Data listing:

⁂

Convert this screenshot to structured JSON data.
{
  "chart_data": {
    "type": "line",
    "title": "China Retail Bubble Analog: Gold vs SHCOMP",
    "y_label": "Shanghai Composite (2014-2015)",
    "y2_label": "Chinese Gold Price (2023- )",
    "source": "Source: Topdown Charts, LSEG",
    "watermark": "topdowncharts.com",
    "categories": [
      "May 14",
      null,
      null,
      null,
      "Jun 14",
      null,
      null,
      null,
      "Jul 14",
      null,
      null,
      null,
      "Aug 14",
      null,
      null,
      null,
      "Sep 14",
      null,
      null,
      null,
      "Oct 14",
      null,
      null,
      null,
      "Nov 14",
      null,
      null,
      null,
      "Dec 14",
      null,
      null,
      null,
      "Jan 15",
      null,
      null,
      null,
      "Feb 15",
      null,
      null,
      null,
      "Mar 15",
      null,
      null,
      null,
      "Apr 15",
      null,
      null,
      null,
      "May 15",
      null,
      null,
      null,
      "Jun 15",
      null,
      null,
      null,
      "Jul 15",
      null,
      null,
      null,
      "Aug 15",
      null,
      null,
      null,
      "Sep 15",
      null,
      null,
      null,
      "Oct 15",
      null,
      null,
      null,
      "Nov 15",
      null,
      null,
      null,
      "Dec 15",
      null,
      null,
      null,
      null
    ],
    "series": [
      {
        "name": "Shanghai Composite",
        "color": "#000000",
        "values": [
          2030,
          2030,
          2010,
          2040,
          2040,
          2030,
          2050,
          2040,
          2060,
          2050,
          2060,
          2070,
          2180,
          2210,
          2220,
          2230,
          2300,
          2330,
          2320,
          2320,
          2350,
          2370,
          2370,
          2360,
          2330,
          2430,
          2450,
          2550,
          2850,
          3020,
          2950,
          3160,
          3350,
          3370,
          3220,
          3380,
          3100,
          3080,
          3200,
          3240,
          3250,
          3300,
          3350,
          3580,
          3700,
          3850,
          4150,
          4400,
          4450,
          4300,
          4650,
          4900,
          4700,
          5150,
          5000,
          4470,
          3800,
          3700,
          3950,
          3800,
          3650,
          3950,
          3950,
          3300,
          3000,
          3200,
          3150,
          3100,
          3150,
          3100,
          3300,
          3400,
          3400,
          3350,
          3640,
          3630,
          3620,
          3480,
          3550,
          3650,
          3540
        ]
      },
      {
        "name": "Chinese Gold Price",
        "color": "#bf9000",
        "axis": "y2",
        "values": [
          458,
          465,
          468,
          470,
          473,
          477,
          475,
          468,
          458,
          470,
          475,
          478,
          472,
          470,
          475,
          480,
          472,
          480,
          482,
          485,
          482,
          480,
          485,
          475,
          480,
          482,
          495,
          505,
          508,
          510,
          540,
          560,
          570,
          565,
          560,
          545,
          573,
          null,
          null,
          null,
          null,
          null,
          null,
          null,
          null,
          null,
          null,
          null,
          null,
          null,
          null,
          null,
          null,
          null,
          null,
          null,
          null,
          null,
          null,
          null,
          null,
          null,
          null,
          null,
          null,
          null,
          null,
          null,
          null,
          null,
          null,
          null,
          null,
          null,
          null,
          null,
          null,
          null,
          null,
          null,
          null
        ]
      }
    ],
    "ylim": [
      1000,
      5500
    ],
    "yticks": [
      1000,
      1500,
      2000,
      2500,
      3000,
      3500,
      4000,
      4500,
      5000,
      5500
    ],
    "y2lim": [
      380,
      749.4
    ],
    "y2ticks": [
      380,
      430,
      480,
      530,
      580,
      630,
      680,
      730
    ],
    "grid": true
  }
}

⁂

Exercise aim:
Emit the full listing verbatim.

Response below:
Convert this screenshot to structured JSON data.
{
  "chart_data": {
    "type": "line",
    "title": "China Retail Bubble Analog: Gold vs SHCOMP",
    "y_label": "Shanghai Composite (2014-2015)",
    "y2_label": "Chinese Gold Price (2023- )",
    "source": "Source: Topdown Charts, LSEG",
    "watermark": "topdowncharts.com",
    "categories": [
      "May 14",
      null,
      null,
      null,
      "Jun 14",
      null,
      null,
      null,
      "Jul 14",
      null,
      null,
      null,
      "Aug 14",
      null,
      null,
      null,
      "Sep 14",
      null,
      null,
      null,
      "Oct 14",
      null,
      null,
      null,
      "Nov 14",
      null,
      null,
      null,
      "Dec 14",
      null,
      null,
      null,
      "Jan 15",
      null,
      null,
      null,
      "Feb 15",
      null,
      null,
      null,
      "Mar 15",
      null,
      null,
      null,
      "Apr 15",
      null,
      null,
      null,
      "May 15",
      null,
      null,
      null,
      "Jun 15",
      null,
      null,
      null,
      "Jul 15",
      null,
      null,
      null,
      "Aug 15",
      null,
      null,
      null,
      "Sep 15",
      null,
      null,
      null,
      "Oct 15",
      null,
      null,
      null,
      "Nov 15",
      null,
      null,
      null,
      "Dec 15",
      null,
      null,
      null,
      null
    ],
    "series": [
      {
        "name": "Shanghai Composite",
        "color": "#000000",
        "values": [
          2030,
          2030,
          2010,
          2040,
          2040,
          2030,
          2050,
          2040,
          2060,
          2050,
          2060,
          2070,
          2180,
          2210,
          2220,
          2230,
          2300,
          2330,
          2320,
          2320,
          2350,
          2370,
          2370,
          2360,
          2330,
          2430,
          2450,
          2550,
          2850,
          3020,
          2950,
          3160,
          3350,
          3370,
          3220,
          3380,
          3100,
          3080,
          3200,
          3240,
          3250,
          3300,
          3350,
          3580,
          3700,
          3850,
          4150,
          4400,
          4450,
          4300,
          4650,
          4900,
          4700,
          5150,
          5000,
          4470,
          3800,
          3700,
          3950,
          3800,
          3650,
          3950,
          3950,
          3300,
          3000,
          3200,
          3150,
          3100,
          3150,
          3100,
          3300,
          3400,
          3400,
          3350,
          3640,
          3630,
          3620,
          3480,
          3550,
          3650,
          3540
        ]
      },
      {
        "name": "Chinese Gold Price",
        "color": "#bf9000",
        "axis": "y2",
        "values": [
          458,
          465,
          468,
          470,
          473,
          477,
          475,
          468,
          458,
          470,
          475,
          478,
          472,
          470,
          475,
          480,
          472,
          480,
          482,
          485,
          482,
          480,
          485,
          475,
          480,
          482,
          495,
          505,
          508,
          510,
          540,
          560,
          570,
          565,
          560,
          545,
          573,
          null,
          null,
          null,
          null,
          null,
          null,
          null,
          null,
          null,
          null,
          null,
          null,
          null,
          null,
          null,
          null,
          null,
          null,
          null,
          null,
          null,
          null,
          null,
          null,
          null,
          null,
          null,
          null,
          null,
          null,
          null,
          null,
          null,
          null,
          null,
          null,
          null,
          null,
          null,
          null,
          null,
          null,
          null,
          null
        ]
      }
    ],
    "ylim": [
      1000,
      5500
    ],
    "yticks": [
      1000,
      1500,
      2000,
      2500,
      3000,
      3500,
      4000,
      4500,
      5000,
      5500
    ],
    "y2lim": [
      380,
      749.4
    ],
    "y2ticks": [
      380,
      430,
      480,
      530,
      580,
      630,
      680,
      730
    ],
    "grid": true
  }
}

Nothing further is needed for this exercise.